(Items listed in a dataset)

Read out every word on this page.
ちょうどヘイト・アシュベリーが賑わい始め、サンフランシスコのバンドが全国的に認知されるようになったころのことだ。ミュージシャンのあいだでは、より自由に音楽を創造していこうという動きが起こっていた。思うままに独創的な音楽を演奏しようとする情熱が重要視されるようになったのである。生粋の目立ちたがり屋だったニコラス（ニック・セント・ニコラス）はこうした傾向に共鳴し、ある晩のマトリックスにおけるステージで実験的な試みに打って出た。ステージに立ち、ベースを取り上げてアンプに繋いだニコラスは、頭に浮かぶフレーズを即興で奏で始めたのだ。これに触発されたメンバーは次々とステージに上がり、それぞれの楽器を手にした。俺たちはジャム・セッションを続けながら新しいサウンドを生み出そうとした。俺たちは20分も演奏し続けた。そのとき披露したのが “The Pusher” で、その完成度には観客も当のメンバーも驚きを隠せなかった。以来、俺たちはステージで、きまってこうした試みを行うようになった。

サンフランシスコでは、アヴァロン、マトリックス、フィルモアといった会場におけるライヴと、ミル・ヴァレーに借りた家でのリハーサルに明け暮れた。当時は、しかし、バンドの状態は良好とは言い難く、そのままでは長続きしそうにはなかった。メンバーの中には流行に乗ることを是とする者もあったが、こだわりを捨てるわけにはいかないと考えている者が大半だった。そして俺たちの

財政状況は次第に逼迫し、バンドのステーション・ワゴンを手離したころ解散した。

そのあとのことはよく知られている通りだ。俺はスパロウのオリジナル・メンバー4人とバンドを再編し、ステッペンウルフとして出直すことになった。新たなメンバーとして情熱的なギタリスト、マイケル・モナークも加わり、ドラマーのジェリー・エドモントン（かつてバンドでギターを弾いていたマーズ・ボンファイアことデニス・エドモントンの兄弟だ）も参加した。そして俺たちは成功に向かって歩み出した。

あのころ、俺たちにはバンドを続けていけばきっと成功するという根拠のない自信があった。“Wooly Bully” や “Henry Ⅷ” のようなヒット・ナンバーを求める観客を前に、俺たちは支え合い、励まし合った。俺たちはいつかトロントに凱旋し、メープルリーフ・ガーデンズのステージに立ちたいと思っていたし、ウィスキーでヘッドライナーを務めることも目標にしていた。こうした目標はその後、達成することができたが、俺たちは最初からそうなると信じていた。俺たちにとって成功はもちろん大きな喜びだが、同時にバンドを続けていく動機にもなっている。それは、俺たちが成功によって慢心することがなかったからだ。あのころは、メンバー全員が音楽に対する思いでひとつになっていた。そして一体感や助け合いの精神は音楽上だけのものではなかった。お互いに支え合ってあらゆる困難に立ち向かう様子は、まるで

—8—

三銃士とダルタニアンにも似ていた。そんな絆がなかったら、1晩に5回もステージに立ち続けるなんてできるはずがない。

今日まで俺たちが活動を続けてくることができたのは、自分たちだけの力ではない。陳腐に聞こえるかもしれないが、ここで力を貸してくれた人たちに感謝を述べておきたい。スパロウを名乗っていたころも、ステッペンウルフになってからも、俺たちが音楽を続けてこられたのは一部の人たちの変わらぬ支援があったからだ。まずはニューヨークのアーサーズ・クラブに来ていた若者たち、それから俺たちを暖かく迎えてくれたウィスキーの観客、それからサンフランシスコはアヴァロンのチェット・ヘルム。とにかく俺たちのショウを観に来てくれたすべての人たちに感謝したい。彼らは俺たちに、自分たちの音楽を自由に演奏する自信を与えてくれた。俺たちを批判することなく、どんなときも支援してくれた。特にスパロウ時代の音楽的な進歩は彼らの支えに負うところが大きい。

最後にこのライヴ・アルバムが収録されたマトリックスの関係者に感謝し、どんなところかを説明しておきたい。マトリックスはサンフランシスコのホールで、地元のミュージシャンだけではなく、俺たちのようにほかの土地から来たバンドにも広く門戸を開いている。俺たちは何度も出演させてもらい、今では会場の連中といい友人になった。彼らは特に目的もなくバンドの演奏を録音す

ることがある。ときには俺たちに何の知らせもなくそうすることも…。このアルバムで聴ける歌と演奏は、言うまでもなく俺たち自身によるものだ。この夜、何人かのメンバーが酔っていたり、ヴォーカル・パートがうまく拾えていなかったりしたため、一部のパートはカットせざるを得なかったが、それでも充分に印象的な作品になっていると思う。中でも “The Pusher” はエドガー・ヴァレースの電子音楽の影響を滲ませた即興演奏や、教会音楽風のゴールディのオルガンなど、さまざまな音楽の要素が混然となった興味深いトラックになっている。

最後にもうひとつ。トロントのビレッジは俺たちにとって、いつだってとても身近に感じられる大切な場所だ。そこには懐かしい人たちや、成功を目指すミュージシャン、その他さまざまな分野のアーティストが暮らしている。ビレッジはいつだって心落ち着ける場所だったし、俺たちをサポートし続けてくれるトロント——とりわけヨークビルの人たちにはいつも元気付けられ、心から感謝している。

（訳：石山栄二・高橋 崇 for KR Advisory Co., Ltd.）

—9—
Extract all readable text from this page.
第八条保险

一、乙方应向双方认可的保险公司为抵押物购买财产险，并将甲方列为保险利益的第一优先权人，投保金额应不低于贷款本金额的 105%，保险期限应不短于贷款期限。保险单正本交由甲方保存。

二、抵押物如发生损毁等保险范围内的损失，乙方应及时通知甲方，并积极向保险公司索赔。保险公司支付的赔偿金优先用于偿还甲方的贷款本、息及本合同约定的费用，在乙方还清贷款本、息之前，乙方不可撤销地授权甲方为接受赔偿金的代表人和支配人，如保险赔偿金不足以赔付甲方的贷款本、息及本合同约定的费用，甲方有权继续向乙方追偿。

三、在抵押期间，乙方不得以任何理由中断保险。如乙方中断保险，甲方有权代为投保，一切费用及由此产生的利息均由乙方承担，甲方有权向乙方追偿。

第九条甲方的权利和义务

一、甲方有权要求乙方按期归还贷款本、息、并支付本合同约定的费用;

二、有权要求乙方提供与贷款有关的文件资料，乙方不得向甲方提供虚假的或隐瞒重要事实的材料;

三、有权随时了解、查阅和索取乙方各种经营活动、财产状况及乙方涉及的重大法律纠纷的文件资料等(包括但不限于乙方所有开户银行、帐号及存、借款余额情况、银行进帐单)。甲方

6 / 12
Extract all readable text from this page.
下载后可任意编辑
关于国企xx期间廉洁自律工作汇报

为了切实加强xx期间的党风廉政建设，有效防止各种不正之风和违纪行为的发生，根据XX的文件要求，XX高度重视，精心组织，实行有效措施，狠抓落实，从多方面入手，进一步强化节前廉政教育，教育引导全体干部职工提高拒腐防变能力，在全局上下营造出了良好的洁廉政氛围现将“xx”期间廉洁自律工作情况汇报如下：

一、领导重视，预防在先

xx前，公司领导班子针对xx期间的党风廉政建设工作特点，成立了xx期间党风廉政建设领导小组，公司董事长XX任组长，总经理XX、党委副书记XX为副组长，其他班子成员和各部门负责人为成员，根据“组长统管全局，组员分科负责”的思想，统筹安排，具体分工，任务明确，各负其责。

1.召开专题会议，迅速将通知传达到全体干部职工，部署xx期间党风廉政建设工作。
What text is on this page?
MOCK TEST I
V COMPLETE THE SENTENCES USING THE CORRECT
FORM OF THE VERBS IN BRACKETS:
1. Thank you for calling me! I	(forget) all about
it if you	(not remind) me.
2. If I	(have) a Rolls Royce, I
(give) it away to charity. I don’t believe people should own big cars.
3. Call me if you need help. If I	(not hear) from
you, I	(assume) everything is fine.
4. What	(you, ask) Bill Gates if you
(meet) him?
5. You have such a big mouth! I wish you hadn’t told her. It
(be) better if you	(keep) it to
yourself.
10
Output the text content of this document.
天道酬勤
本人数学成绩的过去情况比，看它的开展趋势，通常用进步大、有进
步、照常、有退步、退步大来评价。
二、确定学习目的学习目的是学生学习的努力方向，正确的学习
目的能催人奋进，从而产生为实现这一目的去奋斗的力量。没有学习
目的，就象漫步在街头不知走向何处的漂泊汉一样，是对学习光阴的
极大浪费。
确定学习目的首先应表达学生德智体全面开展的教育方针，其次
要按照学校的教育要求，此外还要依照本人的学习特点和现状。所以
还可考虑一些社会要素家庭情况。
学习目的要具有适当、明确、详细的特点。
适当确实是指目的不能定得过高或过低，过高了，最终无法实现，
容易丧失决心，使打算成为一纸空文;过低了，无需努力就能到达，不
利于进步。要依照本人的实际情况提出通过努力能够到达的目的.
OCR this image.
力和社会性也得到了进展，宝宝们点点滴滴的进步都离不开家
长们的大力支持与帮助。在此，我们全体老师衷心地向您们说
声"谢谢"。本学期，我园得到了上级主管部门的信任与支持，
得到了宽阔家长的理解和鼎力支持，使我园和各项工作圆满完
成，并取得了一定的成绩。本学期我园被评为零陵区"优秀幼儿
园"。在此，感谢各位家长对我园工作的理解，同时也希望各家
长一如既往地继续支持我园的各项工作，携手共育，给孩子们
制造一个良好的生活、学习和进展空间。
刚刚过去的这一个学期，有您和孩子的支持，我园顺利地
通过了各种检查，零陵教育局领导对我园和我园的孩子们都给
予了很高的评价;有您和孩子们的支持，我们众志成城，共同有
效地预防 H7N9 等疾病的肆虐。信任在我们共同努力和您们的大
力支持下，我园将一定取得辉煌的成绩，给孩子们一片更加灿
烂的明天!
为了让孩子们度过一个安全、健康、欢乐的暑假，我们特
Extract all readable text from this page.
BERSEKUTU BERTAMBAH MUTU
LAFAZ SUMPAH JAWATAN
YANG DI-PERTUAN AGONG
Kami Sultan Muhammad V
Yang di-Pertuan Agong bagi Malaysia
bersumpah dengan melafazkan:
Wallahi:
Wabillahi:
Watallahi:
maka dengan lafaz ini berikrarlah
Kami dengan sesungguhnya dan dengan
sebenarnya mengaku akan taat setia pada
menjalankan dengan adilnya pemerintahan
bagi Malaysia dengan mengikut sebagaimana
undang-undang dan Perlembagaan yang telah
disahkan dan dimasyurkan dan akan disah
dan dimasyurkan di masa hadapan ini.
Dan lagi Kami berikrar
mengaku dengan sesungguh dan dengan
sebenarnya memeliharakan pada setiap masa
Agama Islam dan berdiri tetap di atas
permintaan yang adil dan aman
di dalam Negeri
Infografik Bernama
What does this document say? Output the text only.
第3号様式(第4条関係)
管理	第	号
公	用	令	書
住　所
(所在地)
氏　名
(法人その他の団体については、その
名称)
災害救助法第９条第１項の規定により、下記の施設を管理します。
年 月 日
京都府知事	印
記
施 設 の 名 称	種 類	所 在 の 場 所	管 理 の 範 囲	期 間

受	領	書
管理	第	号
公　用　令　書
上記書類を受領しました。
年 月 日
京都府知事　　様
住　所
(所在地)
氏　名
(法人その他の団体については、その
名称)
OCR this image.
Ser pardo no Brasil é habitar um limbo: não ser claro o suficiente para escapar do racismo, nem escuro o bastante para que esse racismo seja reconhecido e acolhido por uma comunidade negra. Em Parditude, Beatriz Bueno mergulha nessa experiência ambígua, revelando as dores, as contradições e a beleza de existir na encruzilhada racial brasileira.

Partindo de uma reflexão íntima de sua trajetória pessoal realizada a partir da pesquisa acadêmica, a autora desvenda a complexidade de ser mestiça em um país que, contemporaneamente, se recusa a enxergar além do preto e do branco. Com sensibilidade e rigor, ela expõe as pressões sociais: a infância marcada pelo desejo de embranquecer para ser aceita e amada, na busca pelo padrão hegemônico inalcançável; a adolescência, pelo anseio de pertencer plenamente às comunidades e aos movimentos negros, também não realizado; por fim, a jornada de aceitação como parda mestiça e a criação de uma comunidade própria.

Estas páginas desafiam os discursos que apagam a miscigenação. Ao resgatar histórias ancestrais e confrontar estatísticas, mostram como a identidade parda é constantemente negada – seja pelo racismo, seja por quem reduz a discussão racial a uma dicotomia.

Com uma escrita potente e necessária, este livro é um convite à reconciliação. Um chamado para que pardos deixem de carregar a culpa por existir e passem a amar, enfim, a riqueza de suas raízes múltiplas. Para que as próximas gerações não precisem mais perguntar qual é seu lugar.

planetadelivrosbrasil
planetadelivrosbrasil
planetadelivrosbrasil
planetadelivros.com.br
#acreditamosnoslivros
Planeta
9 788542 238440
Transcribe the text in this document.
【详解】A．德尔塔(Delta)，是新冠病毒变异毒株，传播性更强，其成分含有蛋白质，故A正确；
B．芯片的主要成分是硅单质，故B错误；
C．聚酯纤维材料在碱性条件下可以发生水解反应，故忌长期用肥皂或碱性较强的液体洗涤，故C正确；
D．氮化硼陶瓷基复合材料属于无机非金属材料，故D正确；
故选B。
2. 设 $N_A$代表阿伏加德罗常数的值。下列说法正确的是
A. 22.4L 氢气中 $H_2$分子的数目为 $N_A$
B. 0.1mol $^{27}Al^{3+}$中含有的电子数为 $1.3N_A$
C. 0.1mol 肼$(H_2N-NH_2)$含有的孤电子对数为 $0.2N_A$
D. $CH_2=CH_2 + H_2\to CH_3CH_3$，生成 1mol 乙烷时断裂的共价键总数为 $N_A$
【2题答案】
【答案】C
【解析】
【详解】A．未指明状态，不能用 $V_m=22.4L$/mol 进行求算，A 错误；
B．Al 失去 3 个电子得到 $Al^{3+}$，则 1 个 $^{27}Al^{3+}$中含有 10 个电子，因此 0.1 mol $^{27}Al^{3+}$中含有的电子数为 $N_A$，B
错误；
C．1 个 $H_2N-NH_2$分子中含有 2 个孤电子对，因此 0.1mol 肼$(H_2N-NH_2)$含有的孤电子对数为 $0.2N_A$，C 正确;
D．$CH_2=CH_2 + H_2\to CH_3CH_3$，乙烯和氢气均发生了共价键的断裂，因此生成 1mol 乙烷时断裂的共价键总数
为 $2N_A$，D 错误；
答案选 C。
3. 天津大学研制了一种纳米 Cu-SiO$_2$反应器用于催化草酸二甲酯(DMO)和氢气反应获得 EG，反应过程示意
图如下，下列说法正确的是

_Work to do_
From the material above, copy each line that includes the word "Malaysia".

_Answer in full_
Yang di-Pertuan Agong bagi Malaysia
bagi Malaysia dengan mengikut sebagaimana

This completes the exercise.